# WHAT THIS TASK INVOLVES:
Look through the listing for the word "likes". Copy each line that has it.

# INFORMATION SHOWN:
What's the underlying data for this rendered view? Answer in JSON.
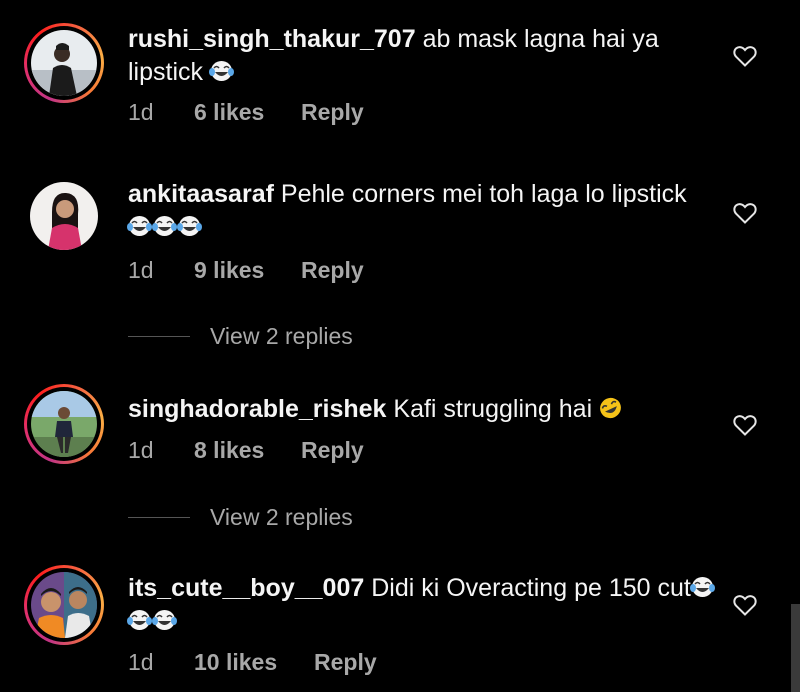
{
  "comments": [
    {
      "username": "rushi_singh_thakur_707",
      "text": "ab mask lagna hai ya lipstick",
      "emoji": [
        "laughing-tears"
      ],
      "time": "1d",
      "likes": "6 likes",
      "reply": "Reply",
      "story_ring": true
    },
    {
      "username": "ankitaasaraf",
      "text": "Pehle corners mei toh laga lo lipstick",
      "emoji": [
        "laughing-tears",
        "laughing-tears",
        "laughing-tears"
      ],
      "time": "1d",
      "likes": "9 likes",
      "reply": "Reply",
      "story_ring": false,
      "view_replies": "View 2 replies"
    },
    {
      "username": "singhadorable_rishek",
      "text": "Kafi struggling hai",
      "emoji": [
        "rolling-laughing"
      ],
      "time": "1d",
      "likes": "8 likes",
      "reply": "Reply",
      "story_ring": true,
      "view_replies": "View 2 replies"
    },
    {
      "username": "its_cute__boy__007",
      "text": "Didi ki Overacting pe 150 cut",
      "emoji": [
        "laughing-tears",
        "laughing-tears",
        "laughing-tears"
      ],
      "time": "1d",
      "likes": "10 likes",
      "reply": "Reply",
      "story_ring": true
    }
  ],
  "colors": {
    "background": "#000000",
    "primary_text": "#f5f5f5",
    "secondary_text": "#a8a8a8"
  },
  "icons": {
    "like": "heart-outline-icon",
    "emoji_1": "face-with-tears-of-joy-icon",
    "emoji_2": "rolling-on-the-floor-laughing-icon"
  }
}
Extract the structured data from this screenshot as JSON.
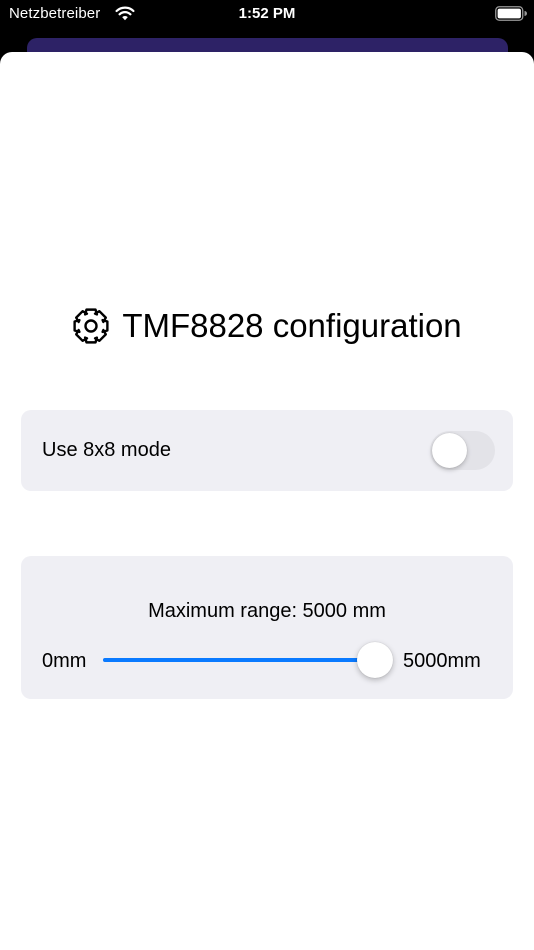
{
  "status_bar": {
    "carrier": "Netzbetreiber",
    "time": "1:52 PM",
    "wifi_icon": "wifi-icon",
    "battery_icon": "battery-icon"
  },
  "config": {
    "title_icon": "gear-icon",
    "title": "TMF8828 configuration"
  },
  "mode_toggle": {
    "label": "Use 8x8 mode",
    "on": false
  },
  "range": {
    "label": "Maximum range: 5000 mm",
    "min_label": "0mm",
    "max_label": "5000mm",
    "min": 0,
    "max": 5000,
    "value": 5000
  },
  "colors": {
    "accent": "#0a7aff",
    "card_background": "#efeff4",
    "switch_off": "#e3e3e8",
    "behind_sheet": "#2d2266"
  }
}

# RESPONSE:
      "likes": "6 likes",
      "likes": "9 likes",
      "likes": "8 likes",
      "likes": "10 likes",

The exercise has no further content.